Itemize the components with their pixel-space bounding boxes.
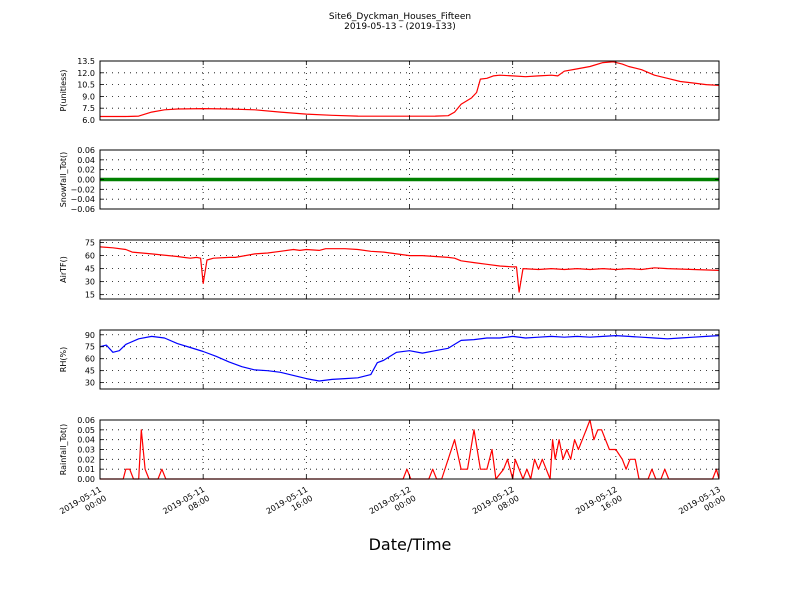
series-line: [100, 61, 720, 118]
subplots: 6.07.59.010.512.013.5P(unitless)−0.06−0.…: [59, 57, 720, 484]
figure-title-line2: 2019-05-13 - (2019-133): [344, 22, 456, 32]
y-axis-label: AirTF(): [59, 256, 68, 283]
y-axis-label: Rainfall_Tot(): [59, 424, 68, 476]
y-tick-label: 12.0: [77, 69, 95, 78]
subplot-4: 30 45 60 75 90 RH(%): [59, 329, 720, 390]
y-tick-label: 0.06: [77, 416, 95, 425]
subplot-3: 15 30 45 60 75 AirTF(): [59, 239, 720, 300]
y-tick-label: 0.03: [77, 446, 95, 455]
subplot-5: 0.000.010.020.030.040.050.06 Rainfall_Tot…: [59, 416, 720, 484]
y-tick-label: 0.04: [77, 156, 95, 165]
y-tick-label: −0.02: [70, 185, 95, 194]
y-tick-label: 60: [85, 355, 95, 364]
y-tick-label: 10.5: [77, 81, 95, 90]
y-tick-label: 0.04: [77, 436, 95, 445]
series-line: [99, 246, 720, 293]
y-tick-label: 0.01: [77, 465, 95, 474]
y-tick-label: 0.02: [77, 166, 95, 175]
subplot-1: 6.0 7.5 9.0 10.5 12.0 13.5 P(unitless): [59, 57, 720, 125]
y-tick-label: 7.5: [82, 104, 95, 113]
y-tick-label: 30: [85, 278, 95, 287]
figure-title-line1: Site6_Dyckman_Houses_Fifteen: [329, 12, 471, 22]
y-tick-label: −0.06: [70, 205, 95, 214]
y-tick-label: 75: [85, 343, 95, 352]
y-tick-label: 9.0: [82, 92, 95, 101]
y-tick-label: 0.00: [77, 475, 95, 484]
y-tick-label: 6.0: [82, 116, 95, 125]
y-tick-label: 0.00: [77, 176, 95, 185]
y-tick-label: 0.02: [77, 455, 95, 464]
y-tick-label: 13.5: [77, 57, 95, 66]
y-axis-label: P(unitless): [59, 69, 68, 111]
y-tick-label: 75: [85, 239, 95, 248]
subplot-2: −0.06−0.04−0.020.000.020.040.06 Snowfall_…: [59, 146, 720, 214]
y-axis-label: RH(%): [59, 347, 68, 372]
y-axis-label: Snowfall_Tot(): [59, 152, 68, 208]
y-tick-label: 45: [85, 265, 95, 274]
series-line: [99, 335, 720, 382]
y-tick-label: 45: [85, 367, 95, 376]
y-tick-label: −0.04: [70, 195, 95, 204]
y-tick-label: 0.05: [77, 426, 95, 435]
y-tick-label: 60: [85, 252, 95, 261]
y-tick-label: 30: [85, 379, 95, 388]
y-tick-label: 90: [85, 331, 95, 340]
y-tick-label: 0.06: [77, 146, 95, 155]
x-axis-label: Date/Time: [369, 535, 452, 554]
y-tick-label: 15: [85, 291, 95, 300]
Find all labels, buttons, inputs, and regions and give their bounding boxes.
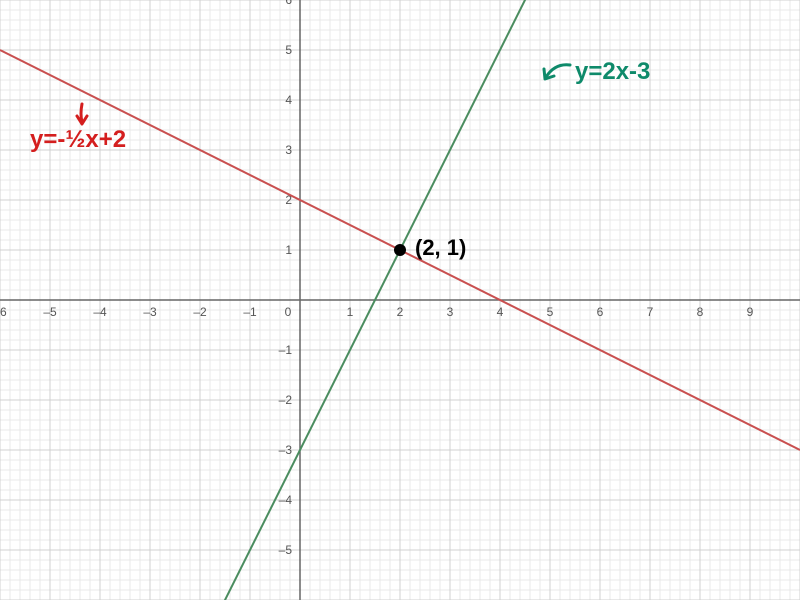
graph-plot: –6–5–4–3–2–10123456789–5–4–3–2–1123456	[0, 0, 800, 600]
svg-text:0: 0	[285, 305, 292, 319]
svg-text:8: 8	[697, 305, 704, 319]
svg-text:5: 5	[285, 43, 292, 57]
svg-text:5: 5	[547, 305, 554, 319]
svg-text:2: 2	[397, 305, 404, 319]
green-equation-label: y=2x-3	[575, 58, 650, 86]
svg-text:3: 3	[285, 143, 292, 157]
green-arrow-icon	[540, 55, 580, 85]
red-arrow-icon	[70, 102, 100, 132]
intersection-point	[394, 244, 406, 256]
svg-text:–3: –3	[279, 443, 293, 457]
svg-text:–1: –1	[279, 343, 293, 357]
svg-text:–2: –2	[193, 305, 207, 319]
intersection-label: (2, 1)	[415, 235, 466, 261]
svg-text:3: 3	[447, 305, 454, 319]
svg-text:–1: –1	[243, 305, 257, 319]
svg-text:–4: –4	[279, 493, 293, 507]
svg-text:6: 6	[597, 305, 604, 319]
svg-text:1: 1	[347, 305, 354, 319]
svg-text:7: 7	[647, 305, 654, 319]
svg-text:–5: –5	[43, 305, 57, 319]
svg-text:–6: –6	[0, 305, 7, 319]
svg-text:–2: –2	[279, 393, 293, 407]
svg-text:–5: –5	[279, 543, 293, 557]
svg-text:1: 1	[285, 243, 292, 257]
svg-text:6: 6	[285, 0, 292, 7]
svg-text:9: 9	[747, 305, 754, 319]
svg-text:4: 4	[285, 93, 292, 107]
svg-text:–3: –3	[143, 305, 157, 319]
svg-text:–4: –4	[93, 305, 107, 319]
svg-text:4: 4	[497, 305, 504, 319]
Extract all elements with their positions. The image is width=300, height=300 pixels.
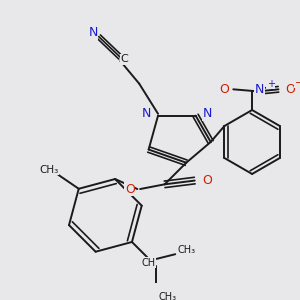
Text: O: O (219, 83, 229, 96)
Text: N: N (255, 83, 264, 96)
Text: N: N (202, 107, 212, 120)
Text: +: + (267, 79, 275, 89)
Text: CH₃: CH₃ (39, 165, 58, 175)
Text: C: C (120, 54, 128, 64)
Text: O: O (285, 83, 295, 96)
Text: −: − (294, 78, 300, 88)
Text: CH₃: CH₃ (159, 292, 177, 300)
Text: N: N (142, 107, 152, 120)
Text: N: N (88, 26, 98, 39)
Text: O: O (125, 182, 135, 196)
Text: O: O (202, 174, 212, 187)
Text: CH: CH (142, 258, 156, 268)
Text: CH₃: CH₃ (178, 245, 196, 255)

━━━

◆ Task requirements ◆
Please copy the lines of the listing word for word, starting at the line with "Text: O: O (219, 83, 229, 96)" and continuing up to and including the line with "Text: N: N (88, 26, 98, 39)".

◆ Output below ◆
Text: O: O (219, 83, 229, 96)
Text: N: N (255, 83, 264, 96)
Text: N: N (202, 107, 212, 120)
Text: +: + (267, 79, 275, 89)
Text: CH₃: CH₃ (39, 165, 58, 175)
Text: C: C (120, 54, 128, 64)
Text: O: O (285, 83, 295, 96)
Text: −: − (294, 78, 300, 88)
Text: CH₃: CH₃ (159, 292, 177, 300)
Text: N: N (142, 107, 152, 120)
Text: N: N (88, 26, 98, 39)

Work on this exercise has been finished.